▶ _WORK TO COMPLETE_
Locate the line that contains "What data populates". Print it and every subsequent line through the final line of the records, exactly and only those.

[start]

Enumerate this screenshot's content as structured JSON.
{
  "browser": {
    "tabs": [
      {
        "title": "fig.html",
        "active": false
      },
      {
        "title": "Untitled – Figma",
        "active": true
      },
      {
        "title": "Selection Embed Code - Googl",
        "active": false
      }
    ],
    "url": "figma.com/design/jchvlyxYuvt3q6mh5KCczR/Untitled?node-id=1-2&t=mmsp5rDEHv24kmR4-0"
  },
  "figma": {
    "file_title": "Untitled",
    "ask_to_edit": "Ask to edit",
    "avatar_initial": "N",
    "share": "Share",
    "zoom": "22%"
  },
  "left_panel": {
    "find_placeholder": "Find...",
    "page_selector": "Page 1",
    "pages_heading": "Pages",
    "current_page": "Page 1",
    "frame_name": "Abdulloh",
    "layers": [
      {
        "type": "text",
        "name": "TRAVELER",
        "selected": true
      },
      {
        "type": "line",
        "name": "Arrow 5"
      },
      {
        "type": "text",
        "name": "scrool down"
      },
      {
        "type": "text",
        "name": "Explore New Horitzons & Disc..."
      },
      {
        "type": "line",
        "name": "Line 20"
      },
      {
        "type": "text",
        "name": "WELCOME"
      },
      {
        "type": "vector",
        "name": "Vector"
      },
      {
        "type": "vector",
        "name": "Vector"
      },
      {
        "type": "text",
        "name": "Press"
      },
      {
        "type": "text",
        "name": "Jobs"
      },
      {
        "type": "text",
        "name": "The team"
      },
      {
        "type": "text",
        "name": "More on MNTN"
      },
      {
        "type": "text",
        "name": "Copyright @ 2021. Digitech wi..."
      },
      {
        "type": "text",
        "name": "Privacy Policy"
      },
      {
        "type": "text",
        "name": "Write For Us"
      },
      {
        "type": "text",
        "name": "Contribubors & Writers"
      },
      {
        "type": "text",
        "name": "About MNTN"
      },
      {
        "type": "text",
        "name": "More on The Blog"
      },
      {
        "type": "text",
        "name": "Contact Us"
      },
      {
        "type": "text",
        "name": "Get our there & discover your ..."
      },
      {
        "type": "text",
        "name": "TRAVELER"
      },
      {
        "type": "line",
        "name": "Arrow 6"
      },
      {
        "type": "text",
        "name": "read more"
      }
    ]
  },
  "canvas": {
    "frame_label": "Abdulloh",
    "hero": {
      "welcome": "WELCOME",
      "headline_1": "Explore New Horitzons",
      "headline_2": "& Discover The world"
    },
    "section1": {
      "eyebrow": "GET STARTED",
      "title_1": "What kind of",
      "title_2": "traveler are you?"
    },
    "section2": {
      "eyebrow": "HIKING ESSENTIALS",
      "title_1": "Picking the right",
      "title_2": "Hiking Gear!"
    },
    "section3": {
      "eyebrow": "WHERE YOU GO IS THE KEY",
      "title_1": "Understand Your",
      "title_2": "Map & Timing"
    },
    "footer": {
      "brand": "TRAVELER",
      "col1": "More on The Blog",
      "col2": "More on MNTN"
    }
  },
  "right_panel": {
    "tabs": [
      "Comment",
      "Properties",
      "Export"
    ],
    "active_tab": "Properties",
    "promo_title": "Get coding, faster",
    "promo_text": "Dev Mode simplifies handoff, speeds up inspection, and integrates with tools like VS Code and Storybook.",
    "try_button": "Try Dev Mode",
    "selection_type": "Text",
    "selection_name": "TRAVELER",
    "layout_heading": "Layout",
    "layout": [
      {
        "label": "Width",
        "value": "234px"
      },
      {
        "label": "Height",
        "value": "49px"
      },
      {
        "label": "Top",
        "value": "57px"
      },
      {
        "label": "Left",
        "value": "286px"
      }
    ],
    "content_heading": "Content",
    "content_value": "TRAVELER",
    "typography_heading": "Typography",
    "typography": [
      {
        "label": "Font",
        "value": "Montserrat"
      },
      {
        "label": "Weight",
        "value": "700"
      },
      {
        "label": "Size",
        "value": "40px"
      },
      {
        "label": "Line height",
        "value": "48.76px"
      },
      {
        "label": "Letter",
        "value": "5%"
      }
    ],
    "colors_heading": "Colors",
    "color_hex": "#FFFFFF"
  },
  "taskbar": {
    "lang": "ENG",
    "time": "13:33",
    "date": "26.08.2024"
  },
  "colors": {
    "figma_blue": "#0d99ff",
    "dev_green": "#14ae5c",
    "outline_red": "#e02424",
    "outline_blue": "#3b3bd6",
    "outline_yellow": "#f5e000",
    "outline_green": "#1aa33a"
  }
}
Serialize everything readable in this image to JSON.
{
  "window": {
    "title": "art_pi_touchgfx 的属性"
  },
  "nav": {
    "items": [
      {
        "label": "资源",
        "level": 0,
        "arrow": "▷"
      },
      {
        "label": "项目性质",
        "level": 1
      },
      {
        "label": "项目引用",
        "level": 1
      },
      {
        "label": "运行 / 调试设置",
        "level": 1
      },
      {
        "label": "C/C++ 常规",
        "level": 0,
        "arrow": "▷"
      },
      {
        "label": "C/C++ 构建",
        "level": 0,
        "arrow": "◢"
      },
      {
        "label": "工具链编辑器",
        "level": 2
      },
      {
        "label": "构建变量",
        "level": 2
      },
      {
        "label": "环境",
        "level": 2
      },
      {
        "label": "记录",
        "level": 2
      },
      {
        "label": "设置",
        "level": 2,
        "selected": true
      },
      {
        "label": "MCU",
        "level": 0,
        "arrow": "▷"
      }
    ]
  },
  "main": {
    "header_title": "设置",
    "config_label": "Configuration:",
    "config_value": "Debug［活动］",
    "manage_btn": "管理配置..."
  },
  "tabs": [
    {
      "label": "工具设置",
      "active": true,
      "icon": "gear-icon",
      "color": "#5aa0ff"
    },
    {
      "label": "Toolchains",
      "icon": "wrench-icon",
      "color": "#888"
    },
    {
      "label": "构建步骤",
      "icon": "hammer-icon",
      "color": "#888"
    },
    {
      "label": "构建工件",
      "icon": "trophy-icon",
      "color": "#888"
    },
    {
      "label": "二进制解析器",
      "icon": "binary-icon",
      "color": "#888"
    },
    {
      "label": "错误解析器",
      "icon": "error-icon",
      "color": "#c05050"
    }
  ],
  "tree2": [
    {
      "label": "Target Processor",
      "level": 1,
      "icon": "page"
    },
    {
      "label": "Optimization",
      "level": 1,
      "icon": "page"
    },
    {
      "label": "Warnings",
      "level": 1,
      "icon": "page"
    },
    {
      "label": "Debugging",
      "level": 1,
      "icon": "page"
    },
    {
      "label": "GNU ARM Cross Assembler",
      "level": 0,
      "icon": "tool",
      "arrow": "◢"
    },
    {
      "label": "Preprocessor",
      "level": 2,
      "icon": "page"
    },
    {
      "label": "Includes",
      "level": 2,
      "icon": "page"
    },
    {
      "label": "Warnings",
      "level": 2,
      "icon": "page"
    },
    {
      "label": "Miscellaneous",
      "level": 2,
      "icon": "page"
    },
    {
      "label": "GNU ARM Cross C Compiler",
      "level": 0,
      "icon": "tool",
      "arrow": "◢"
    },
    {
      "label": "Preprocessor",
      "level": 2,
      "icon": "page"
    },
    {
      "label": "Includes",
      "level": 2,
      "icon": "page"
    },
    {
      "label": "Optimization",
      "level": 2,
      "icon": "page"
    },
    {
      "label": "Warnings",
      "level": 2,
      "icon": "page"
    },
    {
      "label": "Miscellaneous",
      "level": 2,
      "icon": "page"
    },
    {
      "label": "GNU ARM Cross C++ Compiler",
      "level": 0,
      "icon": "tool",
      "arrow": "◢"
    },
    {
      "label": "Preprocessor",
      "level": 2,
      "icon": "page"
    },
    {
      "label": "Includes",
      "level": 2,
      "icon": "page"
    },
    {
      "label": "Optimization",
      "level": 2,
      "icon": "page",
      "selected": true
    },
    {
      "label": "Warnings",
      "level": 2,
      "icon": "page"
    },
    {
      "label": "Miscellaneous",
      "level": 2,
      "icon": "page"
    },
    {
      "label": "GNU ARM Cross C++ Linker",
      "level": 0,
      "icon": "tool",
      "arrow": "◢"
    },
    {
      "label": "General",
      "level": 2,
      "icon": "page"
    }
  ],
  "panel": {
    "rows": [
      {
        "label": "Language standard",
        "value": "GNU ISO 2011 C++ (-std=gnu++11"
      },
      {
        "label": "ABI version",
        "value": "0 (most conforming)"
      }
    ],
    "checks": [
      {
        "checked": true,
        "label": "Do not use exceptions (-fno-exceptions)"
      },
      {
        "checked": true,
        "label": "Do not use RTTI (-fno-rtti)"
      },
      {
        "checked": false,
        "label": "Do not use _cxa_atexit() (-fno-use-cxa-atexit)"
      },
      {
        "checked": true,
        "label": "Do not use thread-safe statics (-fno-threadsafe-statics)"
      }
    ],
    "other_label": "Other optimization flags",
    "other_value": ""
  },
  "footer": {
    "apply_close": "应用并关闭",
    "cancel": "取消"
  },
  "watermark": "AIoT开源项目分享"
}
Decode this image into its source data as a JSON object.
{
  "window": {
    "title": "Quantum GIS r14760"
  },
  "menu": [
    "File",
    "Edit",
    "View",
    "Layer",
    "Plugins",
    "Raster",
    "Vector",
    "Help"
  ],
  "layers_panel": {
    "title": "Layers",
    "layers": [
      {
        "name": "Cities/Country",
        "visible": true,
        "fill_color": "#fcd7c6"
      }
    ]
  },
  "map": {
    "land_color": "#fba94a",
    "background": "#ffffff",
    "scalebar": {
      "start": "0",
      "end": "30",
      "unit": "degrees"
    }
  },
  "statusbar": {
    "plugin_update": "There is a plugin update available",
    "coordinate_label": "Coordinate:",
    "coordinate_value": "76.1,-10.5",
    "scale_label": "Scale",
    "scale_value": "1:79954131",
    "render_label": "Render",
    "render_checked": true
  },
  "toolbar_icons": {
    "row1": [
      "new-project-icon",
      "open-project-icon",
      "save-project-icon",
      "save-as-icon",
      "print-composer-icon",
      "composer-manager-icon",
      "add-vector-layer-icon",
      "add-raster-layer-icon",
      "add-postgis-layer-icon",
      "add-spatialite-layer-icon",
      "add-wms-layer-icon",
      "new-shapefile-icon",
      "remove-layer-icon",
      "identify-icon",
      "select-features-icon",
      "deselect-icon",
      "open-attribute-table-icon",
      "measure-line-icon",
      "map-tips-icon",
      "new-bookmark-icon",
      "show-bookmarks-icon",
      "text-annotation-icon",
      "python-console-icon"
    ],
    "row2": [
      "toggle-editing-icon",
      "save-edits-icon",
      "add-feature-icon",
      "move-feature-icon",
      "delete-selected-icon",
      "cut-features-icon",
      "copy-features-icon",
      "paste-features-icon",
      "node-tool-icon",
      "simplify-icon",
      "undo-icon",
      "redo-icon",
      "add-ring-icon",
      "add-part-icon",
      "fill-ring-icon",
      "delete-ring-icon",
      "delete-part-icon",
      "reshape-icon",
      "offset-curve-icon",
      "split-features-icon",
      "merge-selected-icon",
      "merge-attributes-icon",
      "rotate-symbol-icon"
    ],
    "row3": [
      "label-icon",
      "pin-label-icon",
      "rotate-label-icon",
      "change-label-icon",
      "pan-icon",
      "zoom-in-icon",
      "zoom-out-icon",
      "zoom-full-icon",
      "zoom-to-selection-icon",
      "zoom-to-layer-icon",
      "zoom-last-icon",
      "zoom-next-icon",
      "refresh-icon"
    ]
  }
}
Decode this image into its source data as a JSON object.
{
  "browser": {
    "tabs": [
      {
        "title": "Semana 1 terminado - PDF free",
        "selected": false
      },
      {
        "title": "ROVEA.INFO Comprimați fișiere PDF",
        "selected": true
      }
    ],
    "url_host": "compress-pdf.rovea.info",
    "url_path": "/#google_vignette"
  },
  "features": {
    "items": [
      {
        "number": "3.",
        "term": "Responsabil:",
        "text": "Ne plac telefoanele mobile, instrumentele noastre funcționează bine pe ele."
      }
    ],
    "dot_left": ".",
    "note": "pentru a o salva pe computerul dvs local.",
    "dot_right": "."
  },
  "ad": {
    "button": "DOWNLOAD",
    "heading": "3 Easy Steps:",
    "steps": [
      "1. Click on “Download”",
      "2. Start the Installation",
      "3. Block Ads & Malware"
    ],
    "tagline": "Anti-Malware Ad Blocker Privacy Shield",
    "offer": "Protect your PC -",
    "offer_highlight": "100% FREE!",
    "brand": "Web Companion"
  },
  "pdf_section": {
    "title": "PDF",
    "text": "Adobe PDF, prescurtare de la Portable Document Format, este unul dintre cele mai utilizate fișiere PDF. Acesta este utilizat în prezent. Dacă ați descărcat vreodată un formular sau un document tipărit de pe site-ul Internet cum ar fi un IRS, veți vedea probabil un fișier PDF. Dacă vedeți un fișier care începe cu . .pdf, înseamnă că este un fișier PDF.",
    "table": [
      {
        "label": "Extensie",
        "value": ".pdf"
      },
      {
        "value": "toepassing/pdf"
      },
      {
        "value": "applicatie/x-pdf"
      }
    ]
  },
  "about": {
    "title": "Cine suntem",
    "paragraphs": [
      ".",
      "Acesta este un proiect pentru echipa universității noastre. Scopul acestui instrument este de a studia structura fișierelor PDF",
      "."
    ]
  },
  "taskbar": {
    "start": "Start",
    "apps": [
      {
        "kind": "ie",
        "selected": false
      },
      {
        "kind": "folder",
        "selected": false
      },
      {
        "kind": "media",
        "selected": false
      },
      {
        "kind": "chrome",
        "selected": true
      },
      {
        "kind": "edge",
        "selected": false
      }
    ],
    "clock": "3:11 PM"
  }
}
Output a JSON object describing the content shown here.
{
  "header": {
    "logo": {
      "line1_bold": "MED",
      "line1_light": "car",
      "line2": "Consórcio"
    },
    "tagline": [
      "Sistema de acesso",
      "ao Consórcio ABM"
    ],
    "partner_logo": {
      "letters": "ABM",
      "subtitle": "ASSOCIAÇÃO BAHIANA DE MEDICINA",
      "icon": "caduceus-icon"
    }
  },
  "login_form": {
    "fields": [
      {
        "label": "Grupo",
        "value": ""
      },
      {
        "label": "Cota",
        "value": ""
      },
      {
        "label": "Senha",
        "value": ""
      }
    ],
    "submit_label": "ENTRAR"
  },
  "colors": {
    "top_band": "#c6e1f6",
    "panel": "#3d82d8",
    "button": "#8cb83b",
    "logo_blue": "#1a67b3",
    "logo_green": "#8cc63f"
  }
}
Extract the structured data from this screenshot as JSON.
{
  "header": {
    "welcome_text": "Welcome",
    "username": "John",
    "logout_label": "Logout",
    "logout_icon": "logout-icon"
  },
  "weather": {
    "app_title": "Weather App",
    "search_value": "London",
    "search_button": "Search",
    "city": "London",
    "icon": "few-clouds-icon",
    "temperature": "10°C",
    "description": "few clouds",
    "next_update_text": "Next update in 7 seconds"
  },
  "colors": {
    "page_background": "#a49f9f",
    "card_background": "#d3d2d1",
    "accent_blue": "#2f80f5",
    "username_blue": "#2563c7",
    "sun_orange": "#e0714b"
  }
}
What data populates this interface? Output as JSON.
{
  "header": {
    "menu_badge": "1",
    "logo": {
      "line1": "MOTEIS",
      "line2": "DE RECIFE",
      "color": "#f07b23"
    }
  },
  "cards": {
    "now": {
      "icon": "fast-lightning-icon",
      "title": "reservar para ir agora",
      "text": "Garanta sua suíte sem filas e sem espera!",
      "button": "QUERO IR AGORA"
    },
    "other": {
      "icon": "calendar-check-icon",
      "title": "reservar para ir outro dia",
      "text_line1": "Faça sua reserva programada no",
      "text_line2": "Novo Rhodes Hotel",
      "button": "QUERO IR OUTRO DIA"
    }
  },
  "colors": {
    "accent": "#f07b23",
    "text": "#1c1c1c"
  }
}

[end]

▶ _SOLUTION_
What data populates this interface? Output as JSON.
{
  "header": {
    "menu_badge": "1",
    "logo": {
      "line1": "MOTEIS",
      "line2": "DE RECIFE",
      "color": "#f07b23"
    }
  },
  "cards": {
    "now": {
      "icon": "fast-lightning-icon",
      "title": "reservar para ir agora",
      "text": "Garanta sua suíte sem filas e sem espera!",
      "button": "QUERO IR AGORA"
    },
    "other": {
      "icon": "calendar-check-icon",
      "title": "reservar para ir outro dia",
      "text_line1": "Faça sua reserva programada no",
      "text_line2": "Novo Rhodes Hotel",
      "button": "QUERO IR OUTRO DIA"
    }
  },
  "colors": {
    "accent": "#f07b23",
    "text": "#1c1c1c"
  }
}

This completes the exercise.